### DO THIS
The entries below should be transcribed in their entirety, exactly as written.

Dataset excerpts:
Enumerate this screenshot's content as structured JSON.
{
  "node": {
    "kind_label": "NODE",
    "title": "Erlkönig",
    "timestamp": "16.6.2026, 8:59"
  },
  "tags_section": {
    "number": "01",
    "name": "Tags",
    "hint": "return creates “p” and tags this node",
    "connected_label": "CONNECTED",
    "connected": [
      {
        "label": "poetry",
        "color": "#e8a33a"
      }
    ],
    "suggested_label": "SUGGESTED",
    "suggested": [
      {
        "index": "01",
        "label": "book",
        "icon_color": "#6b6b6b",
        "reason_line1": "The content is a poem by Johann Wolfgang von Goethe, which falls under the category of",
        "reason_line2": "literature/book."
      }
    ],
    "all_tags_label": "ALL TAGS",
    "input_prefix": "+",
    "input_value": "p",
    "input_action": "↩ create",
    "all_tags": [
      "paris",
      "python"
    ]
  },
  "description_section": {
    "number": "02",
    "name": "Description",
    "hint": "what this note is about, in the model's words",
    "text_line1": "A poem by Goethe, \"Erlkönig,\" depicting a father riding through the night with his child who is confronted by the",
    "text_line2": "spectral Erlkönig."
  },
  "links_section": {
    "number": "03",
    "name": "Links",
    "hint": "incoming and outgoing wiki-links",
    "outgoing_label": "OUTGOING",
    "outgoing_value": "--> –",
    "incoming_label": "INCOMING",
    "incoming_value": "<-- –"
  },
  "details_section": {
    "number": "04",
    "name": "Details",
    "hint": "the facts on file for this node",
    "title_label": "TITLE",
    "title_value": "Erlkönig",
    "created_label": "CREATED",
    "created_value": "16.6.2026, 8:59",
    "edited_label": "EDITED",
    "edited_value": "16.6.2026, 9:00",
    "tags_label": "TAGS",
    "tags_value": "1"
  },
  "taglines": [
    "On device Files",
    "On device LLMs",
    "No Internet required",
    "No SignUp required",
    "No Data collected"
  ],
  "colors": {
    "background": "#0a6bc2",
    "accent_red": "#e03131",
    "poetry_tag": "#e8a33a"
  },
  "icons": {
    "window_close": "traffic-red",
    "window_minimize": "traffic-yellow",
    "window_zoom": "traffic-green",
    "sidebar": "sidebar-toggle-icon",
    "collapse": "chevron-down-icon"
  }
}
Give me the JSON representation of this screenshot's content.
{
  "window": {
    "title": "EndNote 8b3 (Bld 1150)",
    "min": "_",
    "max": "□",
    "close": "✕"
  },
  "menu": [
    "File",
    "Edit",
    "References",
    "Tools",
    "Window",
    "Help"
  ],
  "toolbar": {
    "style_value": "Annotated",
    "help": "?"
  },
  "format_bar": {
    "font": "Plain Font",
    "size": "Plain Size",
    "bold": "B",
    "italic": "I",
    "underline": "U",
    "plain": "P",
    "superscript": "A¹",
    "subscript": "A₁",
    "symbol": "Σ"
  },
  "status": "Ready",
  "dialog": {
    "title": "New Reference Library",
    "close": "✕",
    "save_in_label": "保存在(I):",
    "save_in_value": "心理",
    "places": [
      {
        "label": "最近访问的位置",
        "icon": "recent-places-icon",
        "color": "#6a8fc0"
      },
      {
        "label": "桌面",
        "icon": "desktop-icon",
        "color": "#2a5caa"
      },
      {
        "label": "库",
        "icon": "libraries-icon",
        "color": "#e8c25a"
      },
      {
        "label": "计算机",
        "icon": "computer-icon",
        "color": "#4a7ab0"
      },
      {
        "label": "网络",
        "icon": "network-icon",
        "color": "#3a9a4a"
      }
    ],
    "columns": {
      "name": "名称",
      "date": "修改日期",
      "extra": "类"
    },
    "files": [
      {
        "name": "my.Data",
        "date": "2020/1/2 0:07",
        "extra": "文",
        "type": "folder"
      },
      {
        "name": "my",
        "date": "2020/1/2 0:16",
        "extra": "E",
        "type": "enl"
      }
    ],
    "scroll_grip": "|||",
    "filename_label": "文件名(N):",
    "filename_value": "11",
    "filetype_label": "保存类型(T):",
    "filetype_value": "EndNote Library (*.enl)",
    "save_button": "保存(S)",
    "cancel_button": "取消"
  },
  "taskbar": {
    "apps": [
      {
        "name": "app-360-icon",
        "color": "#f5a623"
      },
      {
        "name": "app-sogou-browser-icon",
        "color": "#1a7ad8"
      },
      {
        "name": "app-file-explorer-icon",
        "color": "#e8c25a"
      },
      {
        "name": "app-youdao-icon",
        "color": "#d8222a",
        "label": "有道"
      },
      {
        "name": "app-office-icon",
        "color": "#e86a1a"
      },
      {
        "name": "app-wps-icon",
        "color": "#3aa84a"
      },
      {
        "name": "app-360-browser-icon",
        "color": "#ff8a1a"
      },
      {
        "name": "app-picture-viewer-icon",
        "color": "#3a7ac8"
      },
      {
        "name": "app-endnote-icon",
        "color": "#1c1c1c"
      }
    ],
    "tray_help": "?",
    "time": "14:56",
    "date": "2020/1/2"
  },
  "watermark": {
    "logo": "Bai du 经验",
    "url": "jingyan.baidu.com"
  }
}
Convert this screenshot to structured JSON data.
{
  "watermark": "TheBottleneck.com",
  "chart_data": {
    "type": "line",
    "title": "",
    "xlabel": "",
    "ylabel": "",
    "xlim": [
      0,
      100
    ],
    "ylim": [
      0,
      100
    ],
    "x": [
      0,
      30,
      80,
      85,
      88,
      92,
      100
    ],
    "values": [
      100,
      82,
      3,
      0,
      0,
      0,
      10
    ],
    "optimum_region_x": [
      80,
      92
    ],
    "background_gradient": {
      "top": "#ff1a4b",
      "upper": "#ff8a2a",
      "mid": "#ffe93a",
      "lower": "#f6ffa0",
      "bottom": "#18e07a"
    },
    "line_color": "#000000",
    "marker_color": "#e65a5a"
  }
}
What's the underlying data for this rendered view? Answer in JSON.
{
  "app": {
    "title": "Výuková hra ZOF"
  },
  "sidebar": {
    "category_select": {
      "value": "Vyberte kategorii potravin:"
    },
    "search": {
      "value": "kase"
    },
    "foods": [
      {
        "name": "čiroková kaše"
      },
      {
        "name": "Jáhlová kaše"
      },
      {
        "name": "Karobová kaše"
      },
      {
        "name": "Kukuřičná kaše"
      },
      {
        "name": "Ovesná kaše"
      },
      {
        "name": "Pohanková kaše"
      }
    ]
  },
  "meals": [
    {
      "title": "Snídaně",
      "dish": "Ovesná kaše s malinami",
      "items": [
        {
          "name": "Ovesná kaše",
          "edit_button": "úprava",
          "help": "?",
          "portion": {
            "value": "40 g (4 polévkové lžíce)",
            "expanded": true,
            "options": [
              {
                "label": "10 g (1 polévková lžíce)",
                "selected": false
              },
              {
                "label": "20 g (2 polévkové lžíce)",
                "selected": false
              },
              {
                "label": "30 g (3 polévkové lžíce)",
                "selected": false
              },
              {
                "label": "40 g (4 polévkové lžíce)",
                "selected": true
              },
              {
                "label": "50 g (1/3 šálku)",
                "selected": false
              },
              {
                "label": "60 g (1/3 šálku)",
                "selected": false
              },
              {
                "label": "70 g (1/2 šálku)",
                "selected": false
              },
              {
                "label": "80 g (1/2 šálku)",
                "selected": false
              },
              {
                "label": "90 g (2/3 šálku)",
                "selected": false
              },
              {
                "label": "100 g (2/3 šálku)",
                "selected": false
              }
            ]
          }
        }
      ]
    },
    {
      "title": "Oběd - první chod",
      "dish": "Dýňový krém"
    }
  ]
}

### ANSWER FOR THIS EXERCISE
Enumerate this screenshot's content as structured JSON.
{
  "node": {
    "kind_label": "NODE",
    "title": "Erlkönig",
    "timestamp": "16.6.2026, 8:59"
  },
  "tags_section": {
    "number": "01",
    "name": "Tags",
    "hint": "return creates “p” and tags this node",
    "connected_label": "CONNECTED",
    "connected": [
      {
        "label": "poetry",
        "color": "#e8a33a"
      }
    ],
    "suggested_label": "SUGGESTED",
    "suggested": [
      {
        "index": "01",
        "label": "book",
        "icon_color": "#6b6b6b",
        "reason_line1": "The content is a poem by Johann Wolfgang von Goethe, which falls under the category of",
        "reason_line2": "literature/book."
      }
    ],
    "all_tags_label": "ALL TAGS",
    "input_prefix": "+",
    "input_value": "p",
    "input_action": "↩ create",
    "all_tags": [
      "paris",
      "python"
    ]
  },
  "description_section": {
    "number": "02",
    "name": "Description",
    "hint": "what this note is about, in the model's words",
    "text_line1": "A poem by Goethe, \"Erlkönig,\" depicting a father riding through the night with his child who is confronted by the",
    "text_line2": "spectral Erlkönig."
  },
  "links_section": {
    "number": "03",
    "name": "Links",
    "hint": "incoming and outgoing wiki-links",
    "outgoing_label": "OUTGOING",
    "outgoing_value": "--> –",
    "incoming_label": "INCOMING",
    "incoming_value": "<-- –"
  },
  "details_section": {
    "number": "04",
    "name": "Details",
    "hint": "the facts on file for this node",
    "title_label": "TITLE",
    "title_value": "Erlkönig",
    "created_label": "CREATED",
    "created_value": "16.6.2026, 8:59",
    "edited_label": "EDITED",
    "edited_value": "16.6.2026, 9:00",
    "tags_label": "TAGS",
    "tags_value": "1"
  },
  "taglines": [
    "On device Files",
    "On device LLMs",
    "No Internet required",
    "No SignUp required",
    "No Data collected"
  ],
  "colors": {
    "background": "#0a6bc2",
    "accent_red": "#e03131",
    "poetry_tag": "#e8a33a"
  },
  "icons": {
    "window_close": "traffic-red",
    "window_minimize": "traffic-yellow",
    "window_zoom": "traffic-green",
    "sidebar": "sidebar-toggle-icon",
    "collapse": "chevron-down-icon"
  }
}
Give me the JSON representation of this screenshot's content.
{
  "window": {
    "title": "EndNote 8b3 (Bld 1150)",
    "min": "_",
    "max": "□",
    "close": "✕"
  },
  "menu": [
    "File",
    "Edit",
    "References",
    "Tools",
    "Window",
    "Help"
  ],
  "toolbar": {
    "style_value": "Annotated",
    "help": "?"
  },
  "format_bar": {
    "font": "Plain Font",
    "size": "Plain Size",
    "bold": "B",
    "italic": "I",
    "underline": "U",
    "plain": "P",
    "superscript": "A¹",
    "subscript": "A₁",
    "symbol": "Σ"
  },
  "status": "Ready",
  "dialog": {
    "title": "New Reference Library",
    "close": "✕",
    "save_in_label": "保存在(I):",
    "save_in_value": "心理",
    "places": [
      {
        "label": "最近访问的位置",
        "icon": "recent-places-icon",
        "color": "#6a8fc0"
      },
      {
        "label": "桌面",
        "icon": "desktop-icon",
        "color": "#2a5caa"
      },
      {
        "label": "库",
        "icon": "libraries-icon",
        "color": "#e8c25a"
      },
      {
        "label": "计算机",
        "icon": "computer-icon",
        "color": "#4a7ab0"
      },
      {
        "label": "网络",
        "icon": "network-icon",
        "color": "#3a9a4a"
      }
    ],
    "columns": {
      "name": "名称",
      "date": "修改日期",
      "extra": "类"
    },
    "files": [
      {
        "name": "my.Data",
        "date": "2020/1/2 0:07",
        "extra": "文",
        "type": "folder"
      },
      {
        "name": "my",
        "date": "2020/1/2 0:16",
        "extra": "E",
        "type": "enl"
      }
    ],
    "scroll_grip": "|||",
    "filename_label": "文件名(N):",
    "filename_value": "11",
    "filetype_label": "保存类型(T):",
    "filetype_value": "EndNote Library (*.enl)",
    "save_button": "保存(S)",
    "cancel_button": "取消"
  },
  "taskbar": {
    "apps": [
      {
        "name": "app-360-icon",
        "color": "#f5a623"
      },
      {
        "name": "app-sogou-browser-icon",
        "color": "#1a7ad8"
      },
      {
        "name": "app-file-explorer-icon",
        "color": "#e8c25a"
      },
      {
        "name": "app-youdao-icon",
        "color": "#d8222a",
        "label": "有道"
      },
      {
        "name": "app-office-icon",
        "color": "#e86a1a"
      },
      {
        "name": "app-wps-icon",
        "color": "#3aa84a"
      },
      {
        "name": "app-360-browser-icon",
        "color": "#ff8a1a"
      },
      {
        "name": "app-picture-viewer-icon",
        "color": "#3a7ac8"
      },
      {
        "name": "app-endnote-icon",
        "color": "#1c1c1c"
      }
    ],
    "tray_help": "?",
    "time": "14:56",
    "date": "2020/1/2"
  },
  "watermark": {
    "logo": "Bai du 经验",
    "url": "jingyan.baidu.com"
  }
}
Convert this screenshot to structured JSON data.
{
  "watermark": "TheBottleneck.com",
  "chart_data": {
    "type": "line",
    "title": "",
    "xlabel": "",
    "ylabel": "",
    "xlim": [
      0,
      100
    ],
    "ylim": [
      0,
      100
    ],
    "x": [
      0,
      30,
      80,
      85,
      88,
      92,
      100
    ],
    "values": [
      100,
      82,
      3,
      0,
      0,
      0,
      10
    ],
    "optimum_region_x": [
      80,
      92
    ],
    "background_gradient": {
      "top": "#ff1a4b",
      "upper": "#ff8a2a",
      "mid": "#ffe93a",
      "lower": "#f6ffa0",
      "bottom": "#18e07a"
    },
    "line_color": "#000000",
    "marker_color": "#e65a5a"
  }
}
What's the underlying data for this rendered view? Answer in JSON.
{
  "app": {
    "title": "Výuková hra ZOF"
  },
  "sidebar": {
    "category_select": {
      "value": "Vyberte kategorii potravin:"
    },
    "search": {
      "value": "kase"
    },
    "foods": [
      {
        "name": "čiroková kaše"
      },
      {
        "name": "Jáhlová kaše"
      },
      {
        "name": "Karobová kaše"
      },
      {
        "name": "Kukuřičná kaše"
      },
      {
        "name": "Ovesná kaše"
      },
      {
        "name": "Pohanková kaše"
      }
    ]
  },
  "meals": [
    {
      "title": "Snídaně",
      "dish": "Ovesná kaše s malinami",
      "items": [
        {
          "name": "Ovesná kaše",
          "edit_button": "úprava",
          "help": "?",
          "portion": {
            "value": "40 g (4 polévkové lžíce)",
            "expanded": true,
            "options": [
              {
                "label": "10 g (1 polévková lžíce)",
                "selected": false
              },
              {
                "label": "20 g (2 polévkové lžíce)",
                "selected": false
              },
              {
                "label": "30 g (3 polévkové lžíce)",
                "selected": false
              },
              {
                "label": "40 g (4 polévkové lžíce)",
                "selected": true
              },
              {
                "label": "50 g (1/3 šálku)",
                "selected": false
              },
              {
                "label": "60 g (1/3 šálku)",
                "selected": false
              },
              {
                "label": "70 g (1/2 šálku)",
                "selected": false
              },
              {
                "label": "80 g (1/2 šálku)",
                "selected": false
              },
              {
                "label": "90 g (2/3 šálku)",
                "selected": false
              },
              {
                "label": "100 g (2/3 šálku)",
                "selected": false
              }
            ]
          }
        }
      ]
    },
    {
      "title": "Oběd - první chod",
      "dish": "Dýňový krém"
    }
  ]
}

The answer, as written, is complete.